◆ DATA RECORDS:

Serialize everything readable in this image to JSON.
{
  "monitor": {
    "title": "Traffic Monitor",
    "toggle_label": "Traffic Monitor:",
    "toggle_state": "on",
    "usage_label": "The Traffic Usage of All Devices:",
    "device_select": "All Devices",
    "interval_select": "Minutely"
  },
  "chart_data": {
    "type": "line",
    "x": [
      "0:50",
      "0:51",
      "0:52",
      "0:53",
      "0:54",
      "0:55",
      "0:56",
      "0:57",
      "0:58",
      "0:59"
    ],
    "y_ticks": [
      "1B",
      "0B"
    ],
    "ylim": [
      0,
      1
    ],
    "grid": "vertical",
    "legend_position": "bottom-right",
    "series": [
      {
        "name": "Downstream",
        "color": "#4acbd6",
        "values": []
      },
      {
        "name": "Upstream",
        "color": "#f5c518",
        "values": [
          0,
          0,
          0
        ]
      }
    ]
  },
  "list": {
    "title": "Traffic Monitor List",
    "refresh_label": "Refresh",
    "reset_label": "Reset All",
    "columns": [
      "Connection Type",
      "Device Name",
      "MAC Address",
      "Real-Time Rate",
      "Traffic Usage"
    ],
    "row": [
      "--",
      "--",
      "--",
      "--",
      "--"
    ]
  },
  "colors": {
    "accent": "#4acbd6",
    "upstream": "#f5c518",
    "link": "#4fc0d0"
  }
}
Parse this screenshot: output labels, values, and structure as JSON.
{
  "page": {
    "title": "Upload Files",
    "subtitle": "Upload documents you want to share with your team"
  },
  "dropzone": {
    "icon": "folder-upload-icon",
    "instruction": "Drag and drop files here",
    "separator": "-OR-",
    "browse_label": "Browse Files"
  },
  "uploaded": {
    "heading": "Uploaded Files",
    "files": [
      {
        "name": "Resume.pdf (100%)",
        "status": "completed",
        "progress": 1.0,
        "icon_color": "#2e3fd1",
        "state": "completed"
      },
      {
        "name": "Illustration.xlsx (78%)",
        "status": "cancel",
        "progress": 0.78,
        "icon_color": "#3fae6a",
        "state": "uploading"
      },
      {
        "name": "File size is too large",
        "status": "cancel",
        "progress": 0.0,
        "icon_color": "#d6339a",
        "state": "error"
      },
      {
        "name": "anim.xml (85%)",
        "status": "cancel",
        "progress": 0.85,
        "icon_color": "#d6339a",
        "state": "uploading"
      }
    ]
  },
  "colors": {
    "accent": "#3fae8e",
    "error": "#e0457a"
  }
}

◆ REQUIRED WORK: Return every record, word for word.

◆ COMPLETED EXERCISE:
Serialize everything readable in this image to JSON.
{
  "monitor": {
    "title": "Traffic Monitor",
    "toggle_label": "Traffic Monitor:",
    "toggle_state": "on",
    "usage_label": "The Traffic Usage of All Devices:",
    "device_select": "All Devices",
    "interval_select": "Minutely"
  },
  "chart_data": {
    "type": "line",
    "x": [
      "0:50",
      "0:51",
      "0:52",
      "0:53",
      "0:54",
      "0:55",
      "0:56",
      "0:57",
      "0:58",
      "0:59"
    ],
    "y_ticks": [
      "1B",
      "0B"
    ],
    "ylim": [
      0,
      1
    ],
    "grid": "vertical",
    "legend_position": "bottom-right",
    "series": [
      {
        "name": "Downstream",
        "color": "#4acbd6",
        "values": []
      },
      {
        "name": "Upstream",
        "color": "#f5c518",
        "values": [
          0,
          0,
          0
        ]
      }
    ]
  },
  "list": {
    "title": "Traffic Monitor List",
    "refresh_label": "Refresh",
    "reset_label": "Reset All",
    "columns": [
      "Connection Type",
      "Device Name",
      "MAC Address",
      "Real-Time Rate",
      "Traffic Usage"
    ],
    "row": [
      "--",
      "--",
      "--",
      "--",
      "--"
    ]
  },
  "colors": {
    "accent": "#4acbd6",
    "upstream": "#f5c518",
    "link": "#4fc0d0"
  }
}
Parse this screenshot: output labels, values, and structure as JSON.
{
  "page": {
    "title": "Upload Files",
    "subtitle": "Upload documents you want to share with your team"
  },
  "dropzone": {
    "icon": "folder-upload-icon",
    "instruction": "Drag and drop files here",
    "separator": "-OR-",
    "browse_label": "Browse Files"
  },
  "uploaded": {
    "heading": "Uploaded Files",
    "files": [
      {
        "name": "Resume.pdf (100%)",
        "status": "completed",
        "progress": 1.0,
        "icon_color": "#2e3fd1",
        "state": "completed"
      },
      {
        "name": "Illustration.xlsx (78%)",
        "status": "cancel",
        "progress": 0.78,
        "icon_color": "#3fae6a",
        "state": "uploading"
      },
      {
        "name": "File size is too large",
        "status": "cancel",
        "progress": 0.0,
        "icon_color": "#d6339a",
        "state": "error"
      },
      {
        "name": "anim.xml (85%)",
        "status": "cancel",
        "progress": 0.85,
        "icon_color": "#d6339a",
        "state": "uploading"
      }
    ]
  },
  "colors": {
    "accent": "#3fae8e",
    "error": "#e0457a"
  }
}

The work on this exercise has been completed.